▶ _DATA ROWS_:
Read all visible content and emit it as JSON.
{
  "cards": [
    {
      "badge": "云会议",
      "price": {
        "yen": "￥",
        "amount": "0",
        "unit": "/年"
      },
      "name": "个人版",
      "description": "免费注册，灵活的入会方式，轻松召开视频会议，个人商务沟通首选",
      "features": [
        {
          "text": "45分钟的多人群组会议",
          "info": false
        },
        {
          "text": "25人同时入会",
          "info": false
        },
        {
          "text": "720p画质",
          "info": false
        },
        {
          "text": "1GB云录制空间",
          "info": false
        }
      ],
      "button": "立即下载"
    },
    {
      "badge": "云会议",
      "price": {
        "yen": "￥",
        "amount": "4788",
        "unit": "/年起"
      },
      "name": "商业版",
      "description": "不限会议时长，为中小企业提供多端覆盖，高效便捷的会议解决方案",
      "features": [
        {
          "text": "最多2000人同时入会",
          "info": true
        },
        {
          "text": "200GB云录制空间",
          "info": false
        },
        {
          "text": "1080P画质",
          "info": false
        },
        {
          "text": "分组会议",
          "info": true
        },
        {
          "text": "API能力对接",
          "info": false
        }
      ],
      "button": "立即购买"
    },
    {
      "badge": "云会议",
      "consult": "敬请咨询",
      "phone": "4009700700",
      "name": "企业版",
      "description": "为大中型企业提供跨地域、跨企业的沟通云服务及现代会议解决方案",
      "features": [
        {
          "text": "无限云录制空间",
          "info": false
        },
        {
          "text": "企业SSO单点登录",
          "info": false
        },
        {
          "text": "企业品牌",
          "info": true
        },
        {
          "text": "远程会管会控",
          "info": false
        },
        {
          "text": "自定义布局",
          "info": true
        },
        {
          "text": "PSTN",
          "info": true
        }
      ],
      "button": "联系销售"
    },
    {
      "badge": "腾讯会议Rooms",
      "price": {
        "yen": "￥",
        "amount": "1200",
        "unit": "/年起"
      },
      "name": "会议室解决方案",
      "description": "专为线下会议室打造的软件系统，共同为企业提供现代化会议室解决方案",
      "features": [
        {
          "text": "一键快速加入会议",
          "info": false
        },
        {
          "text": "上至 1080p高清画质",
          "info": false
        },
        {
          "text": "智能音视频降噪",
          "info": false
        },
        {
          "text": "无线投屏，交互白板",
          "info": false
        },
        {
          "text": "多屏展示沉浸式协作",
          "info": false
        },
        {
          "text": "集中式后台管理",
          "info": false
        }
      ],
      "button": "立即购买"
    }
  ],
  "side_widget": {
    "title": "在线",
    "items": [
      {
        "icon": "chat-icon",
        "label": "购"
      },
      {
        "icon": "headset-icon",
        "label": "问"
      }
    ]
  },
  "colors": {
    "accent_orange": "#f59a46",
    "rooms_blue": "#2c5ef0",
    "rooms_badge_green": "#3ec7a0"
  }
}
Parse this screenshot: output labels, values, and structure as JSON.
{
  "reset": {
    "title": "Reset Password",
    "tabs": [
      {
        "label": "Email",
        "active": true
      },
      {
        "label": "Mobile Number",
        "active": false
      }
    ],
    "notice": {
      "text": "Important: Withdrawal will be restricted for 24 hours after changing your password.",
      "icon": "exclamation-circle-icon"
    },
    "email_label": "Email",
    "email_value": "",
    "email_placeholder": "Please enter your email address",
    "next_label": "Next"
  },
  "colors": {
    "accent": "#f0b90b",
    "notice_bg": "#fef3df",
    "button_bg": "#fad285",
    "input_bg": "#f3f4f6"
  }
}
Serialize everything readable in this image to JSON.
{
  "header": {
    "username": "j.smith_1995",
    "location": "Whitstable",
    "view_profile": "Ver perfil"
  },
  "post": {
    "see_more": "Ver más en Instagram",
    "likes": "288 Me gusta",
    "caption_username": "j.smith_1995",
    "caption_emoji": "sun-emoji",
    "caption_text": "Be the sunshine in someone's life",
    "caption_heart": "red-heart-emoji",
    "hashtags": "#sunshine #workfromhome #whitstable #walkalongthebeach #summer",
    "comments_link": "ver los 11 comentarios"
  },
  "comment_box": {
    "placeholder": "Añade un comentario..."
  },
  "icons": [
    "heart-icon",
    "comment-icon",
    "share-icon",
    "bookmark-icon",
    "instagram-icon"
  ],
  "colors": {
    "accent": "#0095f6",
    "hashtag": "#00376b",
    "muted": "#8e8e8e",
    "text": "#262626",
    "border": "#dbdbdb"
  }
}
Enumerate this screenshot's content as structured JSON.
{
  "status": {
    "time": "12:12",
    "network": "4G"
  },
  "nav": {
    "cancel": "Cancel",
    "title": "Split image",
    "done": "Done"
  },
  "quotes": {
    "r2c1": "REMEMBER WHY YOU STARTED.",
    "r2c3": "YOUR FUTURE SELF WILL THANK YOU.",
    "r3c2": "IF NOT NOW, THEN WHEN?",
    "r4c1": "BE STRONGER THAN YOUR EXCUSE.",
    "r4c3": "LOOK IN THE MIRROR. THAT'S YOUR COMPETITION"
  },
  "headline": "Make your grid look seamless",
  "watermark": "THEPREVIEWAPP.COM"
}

▶ _EXERCISE DIRECTIONS_: Quote all the records exactly, please, leaving none out.

▶ _FINISHED ANSWER_:
Read all visible content and emit it as JSON.
{
  "cards": [
    {
      "badge": "云会议",
      "price": {
        "yen": "￥",
        "amount": "0",
        "unit": "/年"
      },
      "name": "个人版",
      "description": "免费注册，灵活的入会方式，轻松召开视频会议，个人商务沟通首选",
      "features": [
        {
          "text": "45分钟的多人群组会议",
          "info": false
        },
        {
          "text": "25人同时入会",
          "info": false
        },
        {
          "text": "720p画质",
          "info": false
        },
        {
          "text": "1GB云录制空间",
          "info": false
        }
      ],
      "button": "立即下载"
    },
    {
      "badge": "云会议",
      "price": {
        "yen": "￥",
        "amount": "4788",
        "unit": "/年起"
      },
      "name": "商业版",
      "description": "不限会议时长，为中小企业提供多端覆盖，高效便捷的会议解决方案",
      "features": [
        {
          "text": "最多2000人同时入会",
          "info": true
        },
        {
          "text": "200GB云录制空间",
          "info": false
        },
        {
          "text": "1080P画质",
          "info": false
        },
        {
          "text": "分组会议",
          "info": true
        },
        {
          "text": "API能力对接",
          "info": false
        }
      ],
      "button": "立即购买"
    },
    {
      "badge": "云会议",
      "consult": "敬请咨询",
      "phone": "4009700700",
      "name": "企业版",
      "description": "为大中型企业提供跨地域、跨企业的沟通云服务及现代会议解决方案",
      "features": [
        {
          "text": "无限云录制空间",
          "info": false
        },
        {
          "text": "企业SSO单点登录",
          "info": false
        },
        {
          "text": "企业品牌",
          "info": true
        },
        {
          "text": "远程会管会控",
          "info": false
        },
        {
          "text": "自定义布局",
          "info": true
        },
        {
          "text": "PSTN",
          "info": true
        }
      ],
      "button": "联系销售"
    },
    {
      "badge": "腾讯会议Rooms",
      "price": {
        "yen": "￥",
        "amount": "1200",
        "unit": "/年起"
      },
      "name": "会议室解决方案",
      "description": "专为线下会议室打造的软件系统，共同为企业提供现代化会议室解决方案",
      "features": [
        {
          "text": "一键快速加入会议",
          "info": false
        },
        {
          "text": "上至 1080p高清画质",
          "info": false
        },
        {
          "text": "智能音视频降噪",
          "info": false
        },
        {
          "text": "无线投屏，交互白板",
          "info": false
        },
        {
          "text": "多屏展示沉浸式协作",
          "info": false
        },
        {
          "text": "集中式后台管理",
          "info": false
        }
      ],
      "button": "立即购买"
    }
  ],
  "side_widget": {
    "title": "在线",
    "items": [
      {
        "icon": "chat-icon",
        "label": "购"
      },
      {
        "icon": "headset-icon",
        "label": "问"
      }
    ]
  },
  "colors": {
    "accent_orange": "#f59a46",
    "rooms_blue": "#2c5ef0",
    "rooms_badge_green": "#3ec7a0"
  }
}
Parse this screenshot: output labels, values, and structure as JSON.
{
  "reset": {
    "title": "Reset Password",
    "tabs": [
      {
        "label": "Email",
        "active": true
      },
      {
        "label": "Mobile Number",
        "active": false
      }
    ],
    "notice": {
      "text": "Important: Withdrawal will be restricted for 24 hours after changing your password.",
      "icon": "exclamation-circle-icon"
    },
    "email_label": "Email",
    "email_value": "",
    "email_placeholder": "Please enter your email address",
    "next_label": "Next"
  },
  "colors": {
    "accent": "#f0b90b",
    "notice_bg": "#fef3df",
    "button_bg": "#fad285",
    "input_bg": "#f3f4f6"
  }
}
Serialize everything readable in this image to JSON.
{
  "header": {
    "username": "j.smith_1995",
    "location": "Whitstable",
    "view_profile": "Ver perfil"
  },
  "post": {
    "see_more": "Ver más en Instagram",
    "likes": "288 Me gusta",
    "caption_username": "j.smith_1995",
    "caption_emoji": "sun-emoji",
    "caption_text": "Be the sunshine in someone's life",
    "caption_heart": "red-heart-emoji",
    "hashtags": "#sunshine #workfromhome #whitstable #walkalongthebeach #summer",
    "comments_link": "ver los 11 comentarios"
  },
  "comment_box": {
    "placeholder": "Añade un comentario..."
  },
  "icons": [
    "heart-icon",
    "comment-icon",
    "share-icon",
    "bookmark-icon",
    "instagram-icon"
  ],
  "colors": {
    "accent": "#0095f6",
    "hashtag": "#00376b",
    "muted": "#8e8e8e",
    "text": "#262626",
    "border": "#dbdbdb"
  }
}
Enumerate this screenshot's content as structured JSON.
{
  "status": {
    "time": "12:12",
    "network": "4G"
  },
  "nav": {
    "cancel": "Cancel",
    "title": "Split image",
    "done": "Done"
  },
  "quotes": {
    "r2c1": "REMEMBER WHY YOU STARTED.",
    "r2c3": "YOUR FUTURE SELF WILL THANK YOU.",
    "r3c2": "IF NOT NOW, THEN WHEN?",
    "r4c1": "BE STRONGER THAN YOUR EXCUSE.",
    "r4c3": "LOOK IN THE MIRROR. THAT'S YOUR COMPETITION"
  },
  "headline": "Make your grid look seamless",
  "watermark": "THEPREVIEWAPP.COM"
}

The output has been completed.